Hollywood Park is a town in Bexar County, Texas, United States. The population was 3,130 at the 2020 census. It is an enclave within far north central San Antonio and is part of the San Antonio Metropolitan Statistical Area.

Geography
Hollywood Park is located about 15 miles north of downtown San Antonio.

According to the United States Census Bureau, the town has a total area of , all of it land.

Demographics

As of the 2020 United States census, there were 3,130 people, 1,169 households, and 954 families residing in the town.

As of the census of 2000, there were 2,983 people, 1,174 households, and 906 families residing in the town. The population density was 2,027.3 people per square mile (783.5/km2). There were 1,222 housing units at an average density of 830.5 per square mile (321.0/km2). The racial makeup of the town was 95.64% White, 0.27% African American, 0.27% Native American, 0.94% Asian, 0.13% Pacific Islander, 1.11% from other races, and 1.64% from two or more races. Hispanic or Latino of any race were 10.06% of the population.

There were 1,174 households, out of which 25.8% had children under the age of 18 living with them, 69.6% were married couples living together, 5.7% had a female householder with no husband present, and 22.8% were non-families. 21.0% of all households were made up of individuals, and 16.4% had someone living alone who was 65 years of age or older. The average household size was 2.49 and the average family size was 2.87.

* **GIVEN REQUEST**
Transcribe the Hollywood Park text in full, reproducing it word for word.

* **GIVEN RECORDS**

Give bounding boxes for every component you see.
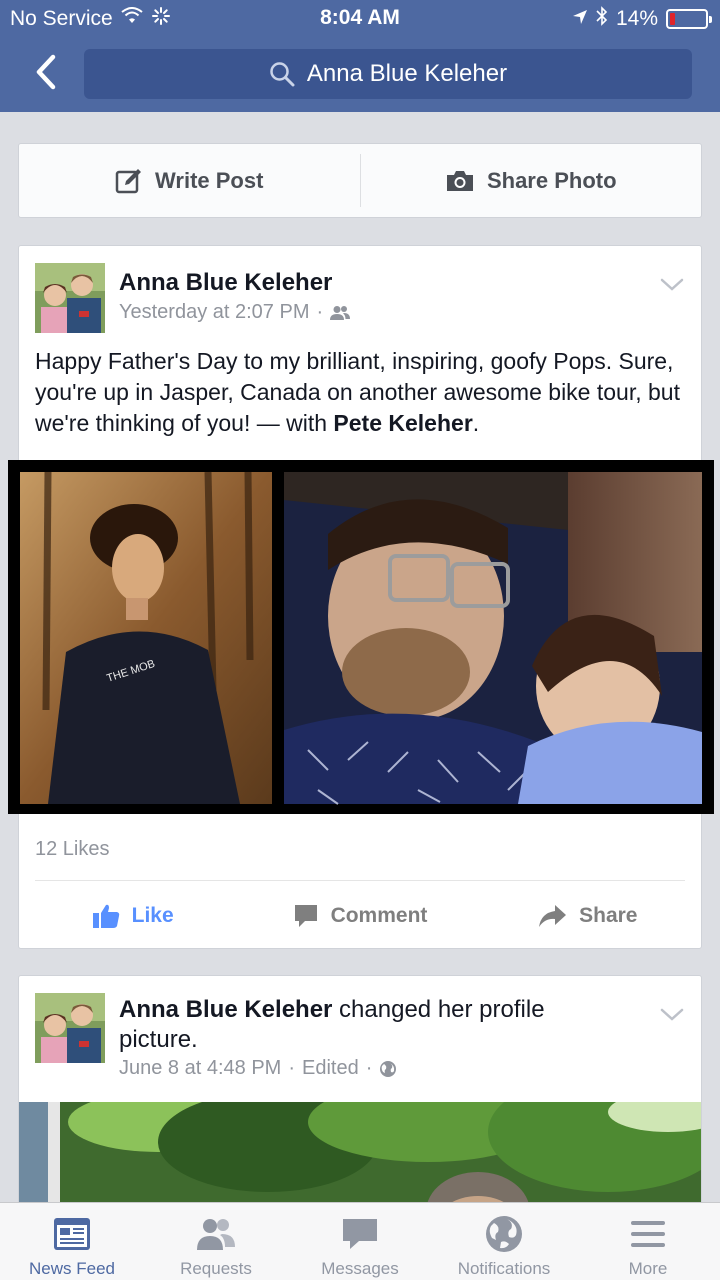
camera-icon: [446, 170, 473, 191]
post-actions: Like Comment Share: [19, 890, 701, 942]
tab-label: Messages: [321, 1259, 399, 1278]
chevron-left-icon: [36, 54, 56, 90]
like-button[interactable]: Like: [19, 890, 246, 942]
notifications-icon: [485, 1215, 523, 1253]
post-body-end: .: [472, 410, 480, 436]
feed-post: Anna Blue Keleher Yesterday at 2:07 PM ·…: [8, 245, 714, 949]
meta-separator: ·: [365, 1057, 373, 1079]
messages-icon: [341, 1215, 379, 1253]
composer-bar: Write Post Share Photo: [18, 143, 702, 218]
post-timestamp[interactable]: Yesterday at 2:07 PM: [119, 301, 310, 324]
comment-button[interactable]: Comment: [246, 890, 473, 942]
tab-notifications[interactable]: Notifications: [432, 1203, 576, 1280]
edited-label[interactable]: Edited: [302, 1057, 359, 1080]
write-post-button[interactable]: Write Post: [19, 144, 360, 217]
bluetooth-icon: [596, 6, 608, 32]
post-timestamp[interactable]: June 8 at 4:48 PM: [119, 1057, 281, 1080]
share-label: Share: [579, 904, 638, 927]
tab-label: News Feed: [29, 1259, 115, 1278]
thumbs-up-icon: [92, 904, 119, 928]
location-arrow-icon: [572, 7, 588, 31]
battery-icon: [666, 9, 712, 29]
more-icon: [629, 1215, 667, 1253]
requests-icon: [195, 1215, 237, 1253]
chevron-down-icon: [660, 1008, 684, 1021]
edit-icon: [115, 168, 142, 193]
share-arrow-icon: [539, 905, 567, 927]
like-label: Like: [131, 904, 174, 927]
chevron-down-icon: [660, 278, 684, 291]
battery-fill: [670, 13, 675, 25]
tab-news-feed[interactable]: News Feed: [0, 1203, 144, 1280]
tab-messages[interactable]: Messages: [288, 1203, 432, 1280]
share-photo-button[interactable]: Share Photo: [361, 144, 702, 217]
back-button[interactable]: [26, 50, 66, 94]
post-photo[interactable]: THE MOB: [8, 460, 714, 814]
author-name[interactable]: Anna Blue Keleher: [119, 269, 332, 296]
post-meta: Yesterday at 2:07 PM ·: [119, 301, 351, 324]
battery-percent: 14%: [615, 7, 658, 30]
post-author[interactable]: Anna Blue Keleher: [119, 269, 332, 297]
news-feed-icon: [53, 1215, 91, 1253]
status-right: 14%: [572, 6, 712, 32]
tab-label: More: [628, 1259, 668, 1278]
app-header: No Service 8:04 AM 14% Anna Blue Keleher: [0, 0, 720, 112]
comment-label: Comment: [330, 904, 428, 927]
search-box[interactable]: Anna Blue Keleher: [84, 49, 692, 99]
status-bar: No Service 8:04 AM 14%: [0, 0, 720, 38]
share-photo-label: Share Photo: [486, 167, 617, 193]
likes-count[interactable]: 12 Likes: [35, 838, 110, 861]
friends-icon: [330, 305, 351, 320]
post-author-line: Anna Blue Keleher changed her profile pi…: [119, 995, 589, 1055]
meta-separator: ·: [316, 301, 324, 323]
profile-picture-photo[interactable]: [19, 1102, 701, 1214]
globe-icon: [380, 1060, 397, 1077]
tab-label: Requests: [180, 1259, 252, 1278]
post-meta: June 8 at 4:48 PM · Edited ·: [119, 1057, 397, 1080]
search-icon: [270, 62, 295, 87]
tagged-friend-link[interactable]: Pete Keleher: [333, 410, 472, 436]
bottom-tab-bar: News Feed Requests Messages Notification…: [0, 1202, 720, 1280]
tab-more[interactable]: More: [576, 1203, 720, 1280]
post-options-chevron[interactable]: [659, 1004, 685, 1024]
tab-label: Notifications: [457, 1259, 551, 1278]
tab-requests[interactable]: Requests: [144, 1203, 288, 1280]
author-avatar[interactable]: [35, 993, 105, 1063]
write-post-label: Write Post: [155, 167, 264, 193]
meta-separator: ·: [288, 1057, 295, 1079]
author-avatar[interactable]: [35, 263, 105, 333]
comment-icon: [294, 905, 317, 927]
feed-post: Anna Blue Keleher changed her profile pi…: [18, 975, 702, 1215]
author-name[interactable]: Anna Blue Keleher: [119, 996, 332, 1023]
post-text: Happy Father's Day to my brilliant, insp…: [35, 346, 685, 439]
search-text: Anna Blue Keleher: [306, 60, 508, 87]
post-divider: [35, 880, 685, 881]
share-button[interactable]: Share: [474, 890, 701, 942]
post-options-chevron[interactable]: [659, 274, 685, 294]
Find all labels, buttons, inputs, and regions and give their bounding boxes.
==
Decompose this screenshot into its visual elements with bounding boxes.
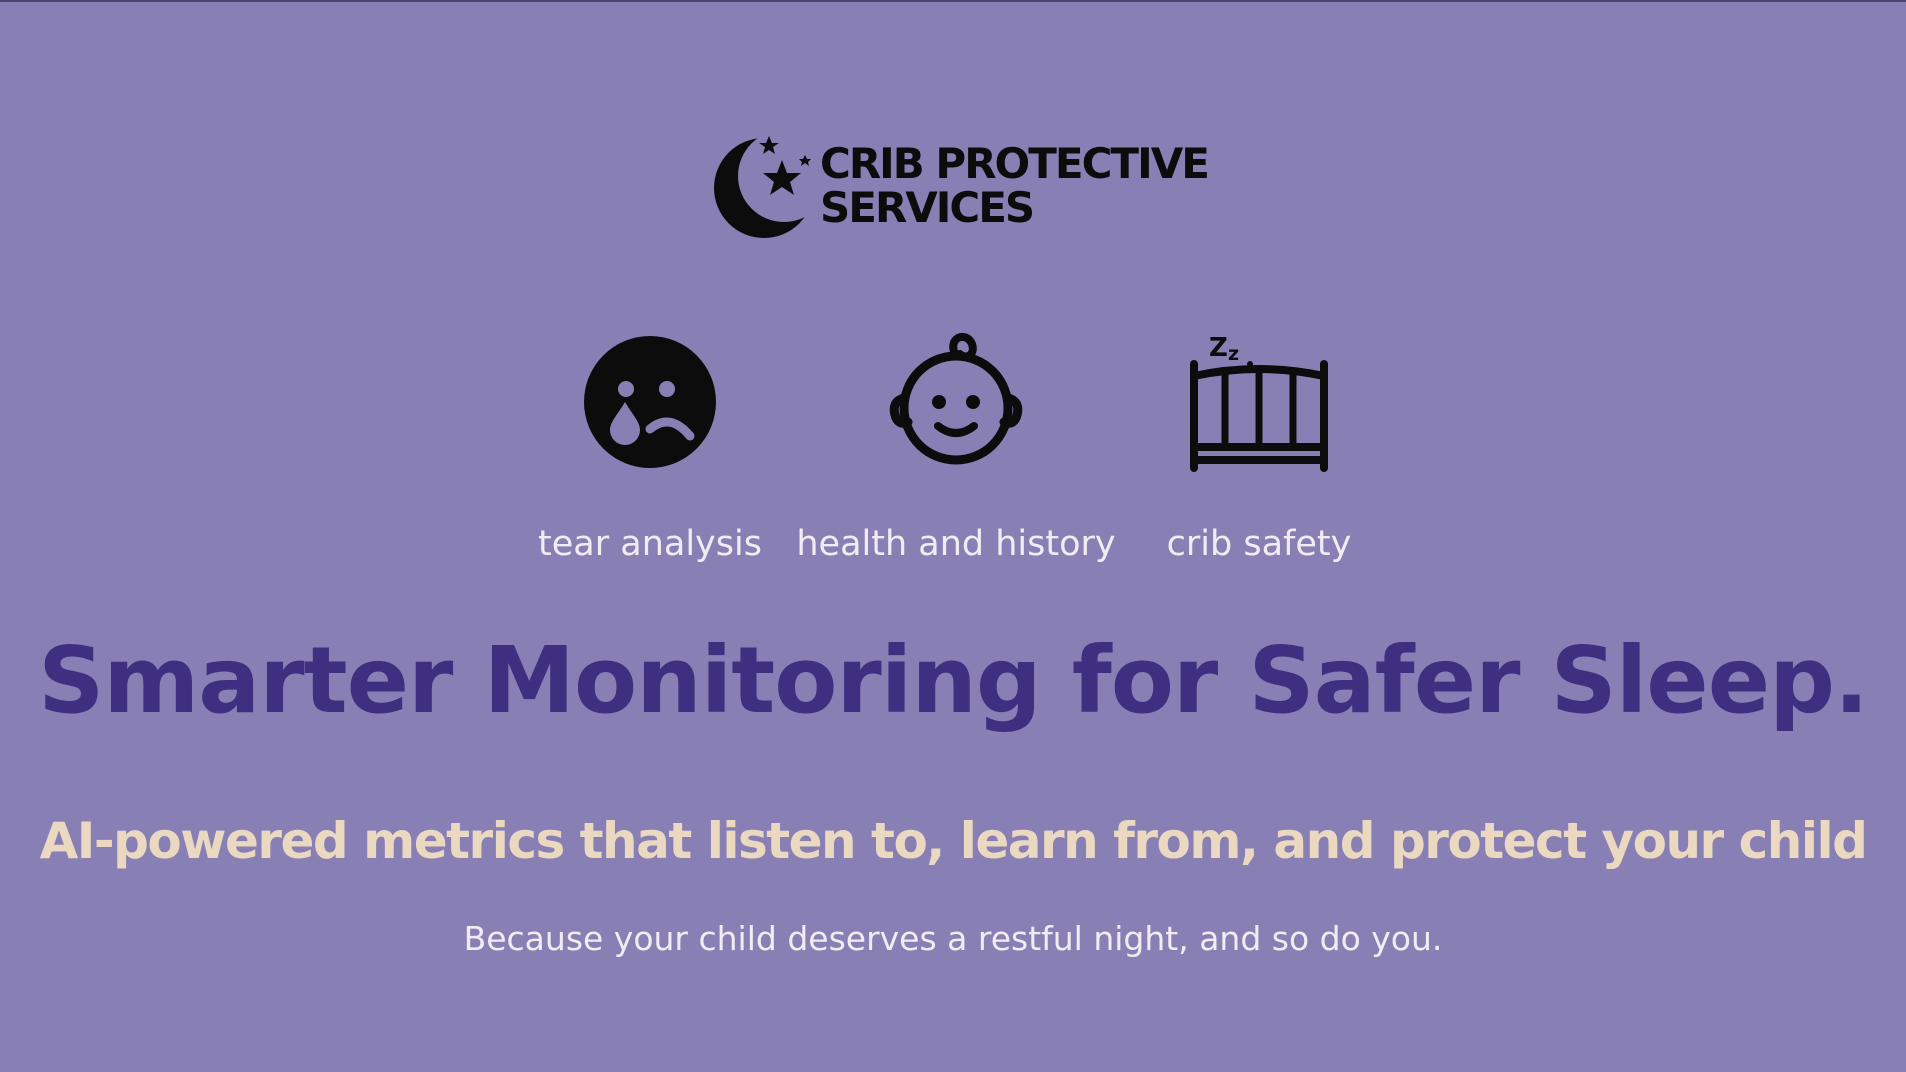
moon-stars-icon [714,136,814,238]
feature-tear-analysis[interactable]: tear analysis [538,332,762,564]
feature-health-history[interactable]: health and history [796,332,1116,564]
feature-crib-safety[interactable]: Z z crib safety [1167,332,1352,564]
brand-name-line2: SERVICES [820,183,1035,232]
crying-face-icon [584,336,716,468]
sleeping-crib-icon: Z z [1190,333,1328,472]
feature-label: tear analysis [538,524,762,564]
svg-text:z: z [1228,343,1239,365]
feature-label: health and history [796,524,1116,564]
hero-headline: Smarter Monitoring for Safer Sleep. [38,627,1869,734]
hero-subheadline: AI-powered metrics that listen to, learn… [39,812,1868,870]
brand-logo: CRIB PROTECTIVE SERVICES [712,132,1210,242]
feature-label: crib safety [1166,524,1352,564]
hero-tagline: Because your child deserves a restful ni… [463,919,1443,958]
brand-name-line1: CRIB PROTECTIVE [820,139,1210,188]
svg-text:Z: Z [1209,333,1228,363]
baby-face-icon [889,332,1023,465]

* **SOLUTION FOR THIS EXERCISE**
Hollywood Park is a town in Bexar County, Texas, United States. The population was 3,130 at the 2020 census. It is an enclave within far north central San Antonio and is part of the San Antonio Metropolitan Statistical Area.

Geography
Hollywood Park is located about 15 miles north of downtown San Antonio.

According to the United States Census Bureau, the town has a total area of , all of it land.

Demographics

As of the 2020 United States census, there were 3,130 people, 1,169 households, and 954 families residing in the town.

As of the census of 2000, there were 2,983 people, 1,174 households, and 906 families residing in the town. The population density was 2,027.3 people per square mile (783.5/km2). There were 1,222 housing units at an average density of 830.5 per square mile (321.0/km2). The racial makeup of the town was 95.64% White, 0.27% African American, 0.27% Native American, 0.94% Asian, 0.13% Pacific Islander, 1.11% from other races, and 1.64% from two or more races. Hispanic or Latino of any race were 10.06% of the population.

There were 1,174 households, out of which 25.8% had children under the age of 18 living with them, 69.6% were married couples living together, 5.7% had a female householder with no husband present, and 22.8% were non-families. 21.0% of all households were made up of individuals, and 16.4% had someone living alone who was 65 years of age or older. The average household size was 2.49 and the average family size was 2.87.